# Start of SUPPLIED INFORMATION

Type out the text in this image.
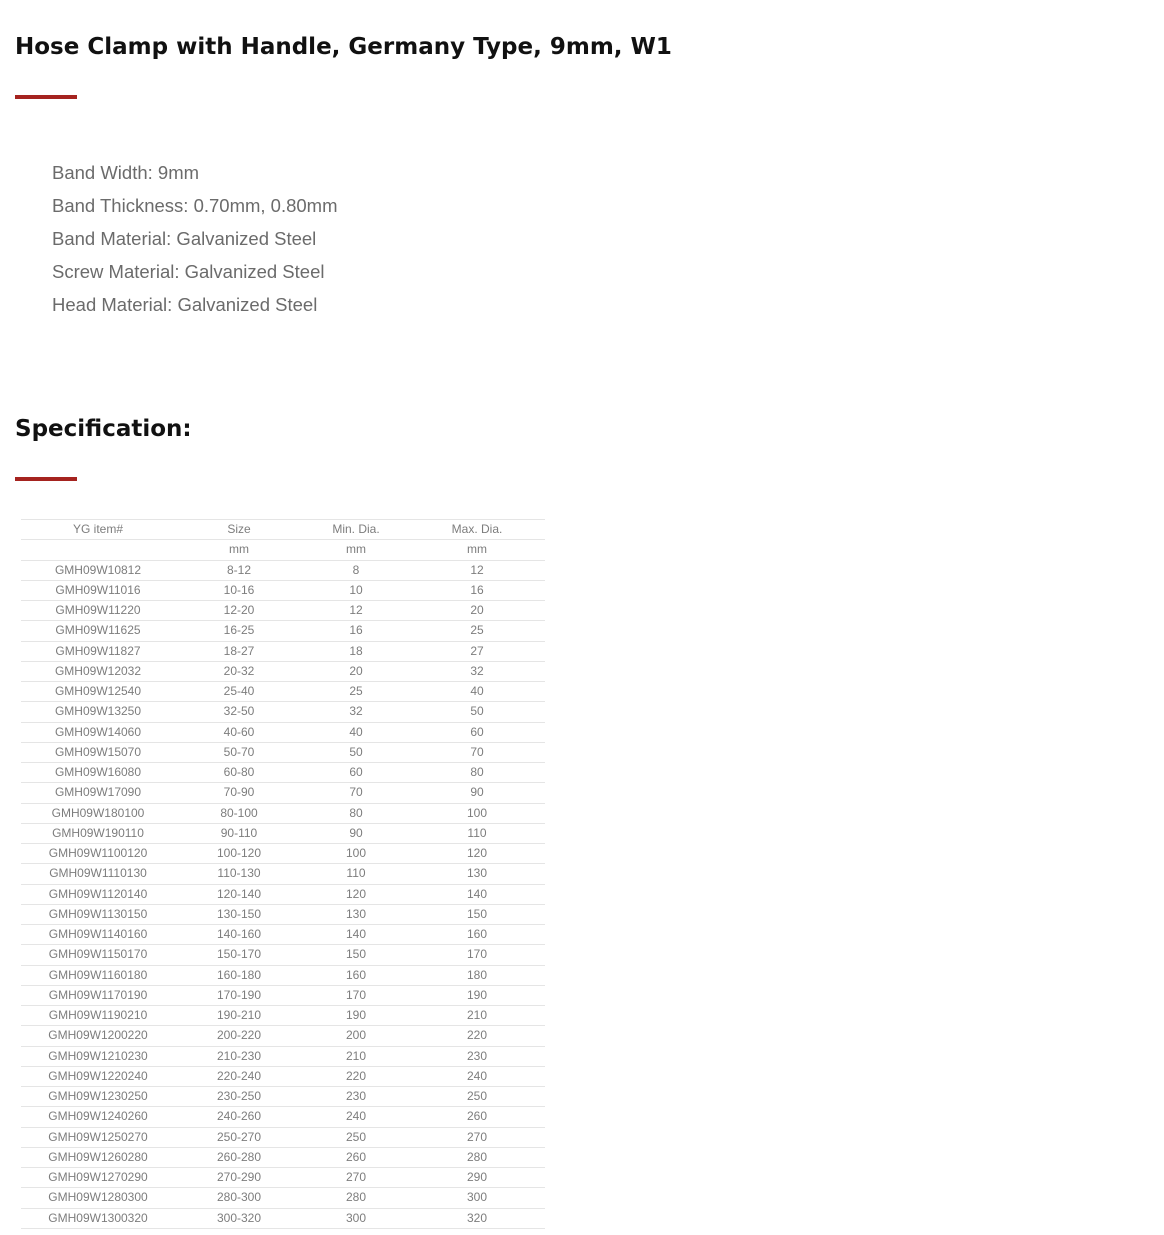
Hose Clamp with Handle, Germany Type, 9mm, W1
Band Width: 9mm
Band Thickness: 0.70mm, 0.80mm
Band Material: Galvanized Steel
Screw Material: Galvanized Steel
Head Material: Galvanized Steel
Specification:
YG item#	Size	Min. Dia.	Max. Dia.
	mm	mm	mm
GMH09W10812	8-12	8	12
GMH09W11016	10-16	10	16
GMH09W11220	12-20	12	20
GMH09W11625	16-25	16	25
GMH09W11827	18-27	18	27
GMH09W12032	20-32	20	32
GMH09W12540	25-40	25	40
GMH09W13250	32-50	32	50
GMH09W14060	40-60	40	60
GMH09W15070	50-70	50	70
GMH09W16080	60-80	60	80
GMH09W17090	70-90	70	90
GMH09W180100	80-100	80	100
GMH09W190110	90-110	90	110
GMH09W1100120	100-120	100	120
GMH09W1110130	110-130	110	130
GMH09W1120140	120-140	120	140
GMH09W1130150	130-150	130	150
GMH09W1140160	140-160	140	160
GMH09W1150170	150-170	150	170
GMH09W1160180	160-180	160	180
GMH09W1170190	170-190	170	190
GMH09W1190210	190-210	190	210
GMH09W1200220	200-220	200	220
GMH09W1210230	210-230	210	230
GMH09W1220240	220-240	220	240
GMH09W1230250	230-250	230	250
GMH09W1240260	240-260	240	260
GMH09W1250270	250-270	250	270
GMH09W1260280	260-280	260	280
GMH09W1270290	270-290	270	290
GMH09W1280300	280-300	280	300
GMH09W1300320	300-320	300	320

# End of SUPPLIED INFORMATION

AIM: Repeat the records above verbatim, with no pictures in the result.

ANSWER IN FULL:
Type out the text in this image.
Hose Clamp with Handle, Germany Type, 9mm, W1
Band Width: 9mm
Band Thickness: 0.70mm, 0.80mm
Band Material: Galvanized Steel
Screw Material: Galvanized Steel
Head Material: Galvanized Steel
Specification:
YG item#	Size	Min. Dia.	Max. Dia.
	mm	mm	mm
GMH09W10812	8-12	8	12
GMH09W11016	10-16	10	16
GMH09W11220	12-20	12	20
GMH09W11625	16-25	16	25
GMH09W11827	18-27	18	27
GMH09W12032	20-32	20	32
GMH09W12540	25-40	25	40
GMH09W13250	32-50	32	50
GMH09W14060	40-60	40	60
GMH09W15070	50-70	50	70
GMH09W16080	60-80	60	80
GMH09W17090	70-90	70	90
GMH09W180100	80-100	80	100
GMH09W190110	90-110	90	110
GMH09W1100120	100-120	100	120
GMH09W1110130	110-130	110	130
GMH09W1120140	120-140	120	140
GMH09W1130150	130-150	130	150
GMH09W1140160	140-160	140	160
GMH09W1150170	150-170	150	170
GMH09W1160180	160-180	160	180
GMH09W1170190	170-190	170	190
GMH09W1190210	190-210	190	210
GMH09W1200220	200-220	200	220
GMH09W1210230	210-230	210	230
GMH09W1220240	220-240	220	240
GMH09W1230250	230-250	230	250
GMH09W1240260	240-260	240	260
GMH09W1250270	250-270	250	270
GMH09W1260280	260-280	260	280
GMH09W1270290	270-290	270	290
GMH09W1280300	280-300	280	300
GMH09W1300320	300-320	300	320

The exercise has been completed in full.